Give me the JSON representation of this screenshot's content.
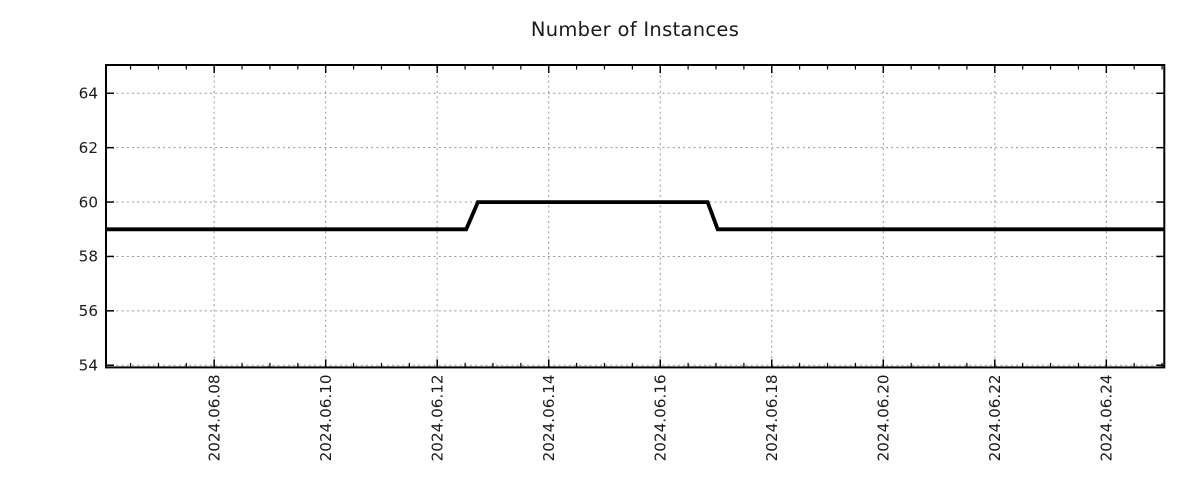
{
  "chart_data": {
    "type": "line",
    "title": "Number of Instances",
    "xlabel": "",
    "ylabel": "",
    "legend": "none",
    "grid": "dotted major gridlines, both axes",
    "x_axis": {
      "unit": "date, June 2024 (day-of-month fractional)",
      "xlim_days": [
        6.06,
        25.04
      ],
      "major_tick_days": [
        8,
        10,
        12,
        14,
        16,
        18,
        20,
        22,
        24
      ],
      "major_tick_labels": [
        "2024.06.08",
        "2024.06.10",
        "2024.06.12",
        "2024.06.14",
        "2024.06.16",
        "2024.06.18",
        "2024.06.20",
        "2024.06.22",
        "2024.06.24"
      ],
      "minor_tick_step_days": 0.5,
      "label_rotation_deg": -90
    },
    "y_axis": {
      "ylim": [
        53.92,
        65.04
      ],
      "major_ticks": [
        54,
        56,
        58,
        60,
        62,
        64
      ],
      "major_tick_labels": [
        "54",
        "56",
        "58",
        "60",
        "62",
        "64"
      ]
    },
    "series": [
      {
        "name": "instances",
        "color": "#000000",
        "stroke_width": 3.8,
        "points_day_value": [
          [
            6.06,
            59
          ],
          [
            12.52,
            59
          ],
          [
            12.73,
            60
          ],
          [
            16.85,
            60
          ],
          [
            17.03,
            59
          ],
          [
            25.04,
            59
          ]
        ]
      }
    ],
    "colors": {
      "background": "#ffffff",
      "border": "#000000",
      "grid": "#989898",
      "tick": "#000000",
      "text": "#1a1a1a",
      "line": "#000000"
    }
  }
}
-.-.-
[TO BE DONE] Transcribe every entry above exactly. Omit all pictures.

[RESULT FOR THIS TASK]
Give me the JSON representation of this screenshot's content.
{
  "chart_data": {
    "type": "line",
    "title": "Number of Instances",
    "xlabel": "",
    "ylabel": "",
    "legend": "none",
    "grid": "dotted major gridlines, both axes",
    "x_axis": {
      "unit": "date, June 2024 (day-of-month fractional)",
      "xlim_days": [
        6.06,
        25.04
      ],
      "major_tick_days": [
        8,
        10,
        12,
        14,
        16,
        18,
        20,
        22,
        24
      ],
      "major_tick_labels": [
        "2024.06.08",
        "2024.06.10",
        "2024.06.12",
        "2024.06.14",
        "2024.06.16",
        "2024.06.18",
        "2024.06.20",
        "2024.06.22",
        "2024.06.24"
      ],
      "minor_tick_step_days": 0.5,
      "label_rotation_deg": -90
    },
    "y_axis": {
      "ylim": [
        53.92,
        65.04
      ],
      "major_ticks": [
        54,
        56,
        58,
        60,
        62,
        64
      ],
      "major_tick_labels": [
        "54",
        "56",
        "58",
        "60",
        "62",
        "64"
      ]
    },
    "series": [
      {
        "name": "instances",
        "color": "#000000",
        "stroke_width": 3.8,
        "points_day_value": [
          [
            6.06,
            59
          ],
          [
            12.52,
            59
          ],
          [
            12.73,
            60
          ],
          [
            16.85,
            60
          ],
          [
            17.03,
            59
          ],
          [
            25.04,
            59
          ]
        ]
      }
    ],
    "colors": {
      "background": "#ffffff",
      "border": "#000000",
      "grid": "#989898",
      "tick": "#000000",
      "text": "#1a1a1a",
      "line": "#000000"
    }
  }
}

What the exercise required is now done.